Work instructions →
**1)** In the project descriptions, what two conditions must a database meet to be used with Player Access?
**2)** Rewrite the project descriptions, everything from "A graph editor" down to "in other applications.", renaming "scripting language" to "macro language".

Given text →
Player Access completely automates this task. This web application allows players to alter their characters at any chosen time, and to revise these choice within the confines of the updating window. It is an example of a modern-day three tiered application (Client, Server, Database). Since this is a Java solution, the Server consists of a variety of JSPs and a central Servlet. The choice was made for a fat applet client to minimize client-server interactions, as well as to provide smoothly animated, fast processing of player updating choices. Any database can be used as long as it is relational and accessible through JDBC. The program was designed to be fully configurable to support various gaming systems. Resultingly, the business logic describing how skills and powers are purchased is contained in the Database and not in the Server or Client. Theoretically, no modification of the Server or Client is necessary to support a new gaming system.
Player Access is currently in deployment status for Fantasy Quest, a Connecticut based LARP. You can interact with a mock version of their site here to try it out. Choose "FQ Community", and then "Player Services".
A graph editor with a built in scripting language for calculating graph properties. The scripting language is java-esque with variables, lists, function calls, etc. The environment can be configured to cause execution of a script once a graph has been altered in some manner. In this way, changes in graph properties of interest can be viewed in real time as changes are made in the graph. This application is also of use for entering graphs visually and saving their adjacency matrices to a text file for later use in other applications.

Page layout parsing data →
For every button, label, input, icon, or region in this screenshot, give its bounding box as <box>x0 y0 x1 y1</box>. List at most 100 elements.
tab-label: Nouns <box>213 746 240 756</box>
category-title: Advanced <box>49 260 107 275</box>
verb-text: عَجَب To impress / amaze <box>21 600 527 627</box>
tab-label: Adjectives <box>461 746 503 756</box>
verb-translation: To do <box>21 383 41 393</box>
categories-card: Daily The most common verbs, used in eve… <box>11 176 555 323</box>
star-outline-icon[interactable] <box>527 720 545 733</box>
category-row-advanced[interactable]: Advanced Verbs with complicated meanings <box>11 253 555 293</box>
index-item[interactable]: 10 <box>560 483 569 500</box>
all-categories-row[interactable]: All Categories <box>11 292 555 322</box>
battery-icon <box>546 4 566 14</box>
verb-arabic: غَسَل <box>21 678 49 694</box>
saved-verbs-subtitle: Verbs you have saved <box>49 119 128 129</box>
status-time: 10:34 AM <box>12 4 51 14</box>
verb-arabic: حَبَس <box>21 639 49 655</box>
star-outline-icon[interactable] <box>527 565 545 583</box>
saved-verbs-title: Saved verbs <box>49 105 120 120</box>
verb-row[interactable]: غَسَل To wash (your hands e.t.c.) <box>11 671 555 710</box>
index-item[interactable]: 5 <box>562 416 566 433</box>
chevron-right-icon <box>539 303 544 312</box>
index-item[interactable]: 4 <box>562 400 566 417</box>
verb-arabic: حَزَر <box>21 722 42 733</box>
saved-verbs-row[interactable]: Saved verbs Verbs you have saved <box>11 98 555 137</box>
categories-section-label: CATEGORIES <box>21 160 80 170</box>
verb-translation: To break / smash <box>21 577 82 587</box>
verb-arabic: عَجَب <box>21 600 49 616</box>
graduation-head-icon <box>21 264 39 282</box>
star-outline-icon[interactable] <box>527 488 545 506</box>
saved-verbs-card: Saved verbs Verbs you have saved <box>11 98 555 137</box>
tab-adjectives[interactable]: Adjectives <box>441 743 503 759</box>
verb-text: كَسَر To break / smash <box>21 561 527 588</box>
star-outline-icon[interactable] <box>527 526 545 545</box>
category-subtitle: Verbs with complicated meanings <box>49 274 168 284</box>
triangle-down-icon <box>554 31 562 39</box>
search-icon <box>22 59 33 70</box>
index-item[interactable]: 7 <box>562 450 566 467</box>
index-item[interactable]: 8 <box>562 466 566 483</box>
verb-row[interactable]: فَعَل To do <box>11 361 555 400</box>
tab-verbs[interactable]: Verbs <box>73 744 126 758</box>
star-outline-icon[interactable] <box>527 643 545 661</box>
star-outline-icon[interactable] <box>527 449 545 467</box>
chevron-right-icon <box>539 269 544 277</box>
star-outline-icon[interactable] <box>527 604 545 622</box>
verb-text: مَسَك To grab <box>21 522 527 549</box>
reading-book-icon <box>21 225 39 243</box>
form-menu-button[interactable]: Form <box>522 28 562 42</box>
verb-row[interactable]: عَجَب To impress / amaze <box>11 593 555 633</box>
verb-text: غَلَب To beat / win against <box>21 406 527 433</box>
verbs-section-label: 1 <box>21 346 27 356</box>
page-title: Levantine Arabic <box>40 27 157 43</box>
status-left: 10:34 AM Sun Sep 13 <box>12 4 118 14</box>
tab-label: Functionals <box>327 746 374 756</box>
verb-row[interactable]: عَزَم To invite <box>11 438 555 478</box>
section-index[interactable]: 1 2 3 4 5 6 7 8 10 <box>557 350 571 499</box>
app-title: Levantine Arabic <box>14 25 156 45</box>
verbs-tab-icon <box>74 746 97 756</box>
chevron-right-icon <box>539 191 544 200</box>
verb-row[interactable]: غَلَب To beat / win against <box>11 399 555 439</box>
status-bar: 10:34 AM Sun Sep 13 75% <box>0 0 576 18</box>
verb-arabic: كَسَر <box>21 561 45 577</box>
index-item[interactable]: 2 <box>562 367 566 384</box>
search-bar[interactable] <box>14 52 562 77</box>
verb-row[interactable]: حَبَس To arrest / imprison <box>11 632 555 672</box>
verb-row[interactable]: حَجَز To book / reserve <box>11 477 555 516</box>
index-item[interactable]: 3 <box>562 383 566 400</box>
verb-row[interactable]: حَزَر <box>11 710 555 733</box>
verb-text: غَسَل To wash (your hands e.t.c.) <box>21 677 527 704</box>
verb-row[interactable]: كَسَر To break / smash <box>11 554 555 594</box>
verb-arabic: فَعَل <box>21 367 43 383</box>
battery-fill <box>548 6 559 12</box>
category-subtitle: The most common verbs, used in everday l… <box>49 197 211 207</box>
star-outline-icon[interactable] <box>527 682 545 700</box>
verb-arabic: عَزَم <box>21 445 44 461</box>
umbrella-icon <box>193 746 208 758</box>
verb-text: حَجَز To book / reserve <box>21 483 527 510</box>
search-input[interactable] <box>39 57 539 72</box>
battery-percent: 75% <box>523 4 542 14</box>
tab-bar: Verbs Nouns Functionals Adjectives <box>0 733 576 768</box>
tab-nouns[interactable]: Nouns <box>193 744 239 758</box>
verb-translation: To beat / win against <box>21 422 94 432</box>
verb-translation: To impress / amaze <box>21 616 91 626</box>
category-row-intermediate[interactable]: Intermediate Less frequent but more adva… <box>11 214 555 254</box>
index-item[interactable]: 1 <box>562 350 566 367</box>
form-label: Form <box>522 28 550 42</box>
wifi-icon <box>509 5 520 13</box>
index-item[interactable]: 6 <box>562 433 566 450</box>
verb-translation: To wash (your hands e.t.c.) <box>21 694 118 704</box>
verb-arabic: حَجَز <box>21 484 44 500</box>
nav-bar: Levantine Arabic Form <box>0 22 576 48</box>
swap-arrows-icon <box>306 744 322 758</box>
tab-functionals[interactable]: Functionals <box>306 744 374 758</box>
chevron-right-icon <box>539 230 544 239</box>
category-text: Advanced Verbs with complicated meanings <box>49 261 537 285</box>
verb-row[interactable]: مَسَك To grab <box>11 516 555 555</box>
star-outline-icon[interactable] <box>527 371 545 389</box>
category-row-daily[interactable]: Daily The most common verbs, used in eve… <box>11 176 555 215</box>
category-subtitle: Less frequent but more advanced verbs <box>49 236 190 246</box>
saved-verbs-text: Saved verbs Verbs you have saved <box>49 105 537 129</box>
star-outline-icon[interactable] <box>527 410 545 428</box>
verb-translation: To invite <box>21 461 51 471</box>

Solutions per task →
**1)** It must be relational and accessible through JDBC.

**2)**
A graph editor with a built in macro language for calculating graph properties. The macro language is java-esque with variables, lists, function calls, etc. The environment can be configured to cause execution of a script once a graph has been altered in some manner. In this way, changes in graph properties of interest can be viewed in real time as changes are made in the graph. This application is also of use for entering graphs visually and saving their adjacency matrices to a text file for later use in other applications.